> _Problem_
Return the listing below unchanged, minus its pictures.

Dataset rows about figures:
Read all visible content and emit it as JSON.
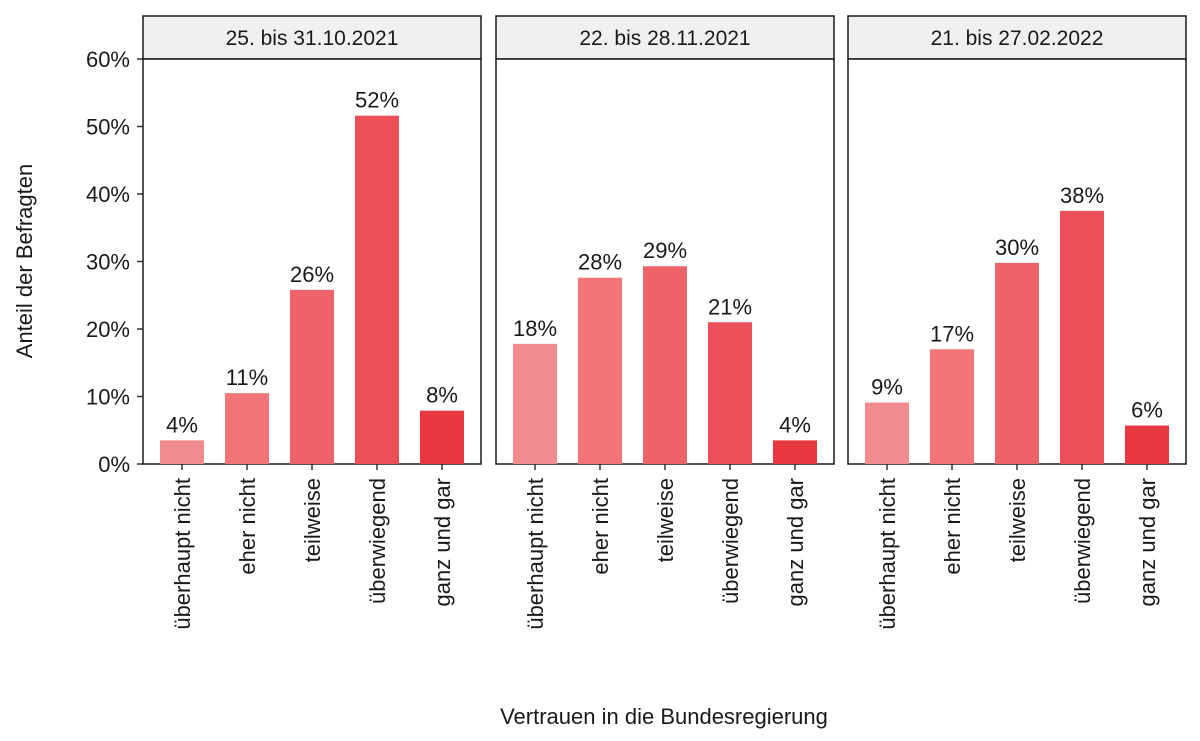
{
  "chart_data": {
    "type": "bar",
    "xlabel": "Vertrauen in die Bundesregierung",
    "ylabel": "Anteil der Befragten",
    "ylim": [
      0,
      60
    ],
    "y_ticks": [
      0,
      10,
      20,
      30,
      40,
      50,
      60
    ],
    "y_tick_labels": [
      "0%",
      "10%",
      "20%",
      "30%",
      "40%",
      "50%",
      "60%"
    ],
    "categories": [
      "überhaupt nicht",
      "eher nicht",
      "teilweise",
      "überwiegend",
      "ganz und gar"
    ],
    "category_colors": [
      "#f28b8e",
      "#f07478",
      "#ee636a",
      "#ec4f57",
      "#e8383f"
    ],
    "grid": false,
    "legend": "none",
    "panels": [
      {
        "title": "25. bis 31.10.2021",
        "values": [
          3.5,
          10.5,
          25.8,
          51.6,
          7.9
        ],
        "labels": [
          "4%",
          "11%",
          "26%",
          "52%",
          "8%"
        ]
      },
      {
        "title": "22. bis 28.11.2021",
        "values": [
          17.8,
          27.6,
          29.3,
          21.0,
          3.5
        ],
        "labels": [
          "18%",
          "28%",
          "29%",
          "21%",
          "4%"
        ]
      },
      {
        "title": "21. bis 27.02.2022",
        "values": [
          9.1,
          17.0,
          29.8,
          37.5,
          5.7
        ],
        "labels": [
          "9%",
          "17%",
          "30%",
          "38%",
          "6%"
        ]
      }
    ]
  }
}
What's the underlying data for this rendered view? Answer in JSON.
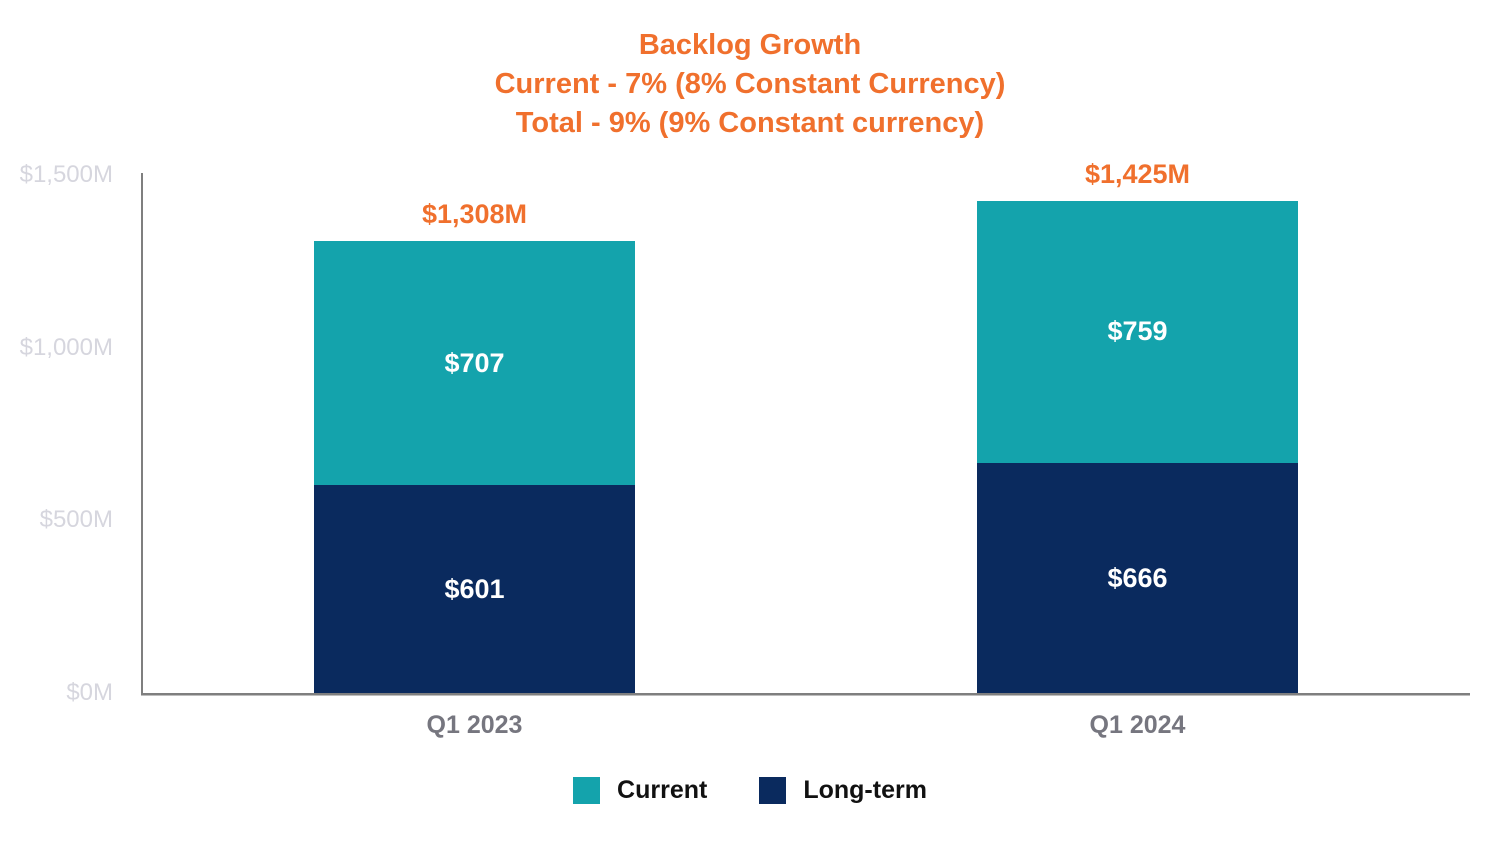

> _Task solution_
Read all visible content and emit it as JSON.
{
  "chart_data": {
    "type": "bar",
    "xlabel": "Vertrauen in die Bundesregierung",
    "ylabel": "Anteil der Befragten",
    "ylim": [
      0,
      60
    ],
    "y_ticks": [
      0,
      10,
      20,
      30,
      40,
      50,
      60
    ],
    "y_tick_labels": [
      "0%",
      "10%",
      "20%",
      "30%",
      "40%",
      "50%",
      "60%"
    ],
    "categories": [
      "überhaupt nicht",
      "eher nicht",
      "teilweise",
      "überwiegend",
      "ganz und gar"
    ],
    "category_colors": [
      "#f28b8e",
      "#f07478",
      "#ee636a",
      "#ec4f57",
      "#e8383f"
    ],
    "grid": false,
    "legend": "none",
    "panels": [
      {
        "title": "25. bis 31.10.2021",
        "values": [
          3.5,
          10.5,
          25.8,
          51.6,
          7.9
        ],
        "labels": [
          "4%",
          "11%",
          "26%",
          "52%",
          "8%"
        ]
      },
      {
        "title": "22. bis 28.11.2021",
        "values": [
          17.8,
          27.6,
          29.3,
          21.0,
          3.5
        ],
        "labels": [
          "18%",
          "28%",
          "29%",
          "21%",
          "4%"
        ]
      },
      {
        "title": "21. bis 27.02.2022",
        "values": [
          9.1,
          17.0,
          29.8,
          37.5,
          5.7
        ],
        "labels": [
          "9%",
          "17%",
          "30%",
          "38%",
          "6%"
        ]
      }
    ]
  }
}
What's the underlying data for this rendered view? Answer in JSON.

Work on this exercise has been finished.